Extracted data entries:
════════

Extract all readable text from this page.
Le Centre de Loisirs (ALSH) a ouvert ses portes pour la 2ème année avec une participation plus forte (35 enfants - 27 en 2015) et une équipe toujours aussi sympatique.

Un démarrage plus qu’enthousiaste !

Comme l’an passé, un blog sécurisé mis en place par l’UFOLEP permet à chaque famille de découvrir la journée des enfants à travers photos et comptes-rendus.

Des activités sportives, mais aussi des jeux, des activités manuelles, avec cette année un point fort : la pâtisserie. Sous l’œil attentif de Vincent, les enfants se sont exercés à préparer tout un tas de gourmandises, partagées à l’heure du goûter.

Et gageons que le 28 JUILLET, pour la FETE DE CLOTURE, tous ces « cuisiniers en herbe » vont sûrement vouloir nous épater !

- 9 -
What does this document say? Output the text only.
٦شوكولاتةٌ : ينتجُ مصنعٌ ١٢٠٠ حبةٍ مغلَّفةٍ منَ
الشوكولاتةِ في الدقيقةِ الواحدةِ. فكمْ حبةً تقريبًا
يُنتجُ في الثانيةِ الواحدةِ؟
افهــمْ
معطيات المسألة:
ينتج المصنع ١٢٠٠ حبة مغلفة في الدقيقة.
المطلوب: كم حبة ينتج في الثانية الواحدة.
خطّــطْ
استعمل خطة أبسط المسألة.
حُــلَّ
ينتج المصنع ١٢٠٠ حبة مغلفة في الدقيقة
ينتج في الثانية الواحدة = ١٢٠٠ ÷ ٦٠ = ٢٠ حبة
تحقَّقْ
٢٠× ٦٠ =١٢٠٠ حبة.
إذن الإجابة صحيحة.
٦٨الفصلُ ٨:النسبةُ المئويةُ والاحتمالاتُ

════════

INSTRUCTIONS FOR THE TASK:
Please quote the data above in full, with no line missing.

OUTPUT FOR THIS EXERCISE:
Extract all readable text from this page.
Le Centre de Loisirs (ALSH) a ouvert ses portes pour la 2ème année avec une participation plus forte (35 enfants - 27 en 2015) et une équipe toujours aussi sympatique.

Un démarrage plus qu’enthousiaste !

Comme l’an passé, un blog sécurisé mis en place par l’UFOLEP permet à chaque famille de découvrir la journée des enfants à travers photos et comptes-rendus.

Des activités sportives, mais aussi des jeux, des activités manuelles, avec cette année un point fort : la pâtisserie. Sous l’œil attentif de Vincent, les enfants se sont exercés à préparer tout un tas de gourmandises, partagées à l’heure du goûter.

Et gageons que le 28 JUILLET, pour la FETE DE CLOTURE, tous ces « cuisiniers en herbe » vont sûrement vouloir nous épater !

- 9 -
What does this document say? Output the text only.
٦شوكولاتةٌ : ينتجُ مصنعٌ ١٢٠٠ حبةٍ مغلَّفةٍ منَ
الشوكولاتةِ في الدقيقةِ الواحدةِ. فكمْ حبةً تقريبًا
يُنتجُ في الثانيةِ الواحدةِ؟
افهــمْ
معطيات المسألة:
ينتج المصنع ١٢٠٠ حبة مغلفة في الدقيقة.
المطلوب: كم حبة ينتج في الثانية الواحدة.
خطّــطْ
استعمل خطة أبسط المسألة.
حُــلَّ
ينتج المصنع ١٢٠٠ حبة مغلفة في الدقيقة
ينتج في الثانية الواحدة = ١٢٠٠ ÷ ٦٠ = ٢٠ حبة
تحقَّقْ
٢٠× ٦٠ =١٢٠٠ حبة.
إذن الإجابة صحيحة.
٦٨الفصلُ ٨:النسبةُ المئويةُ والاحتمالاتُ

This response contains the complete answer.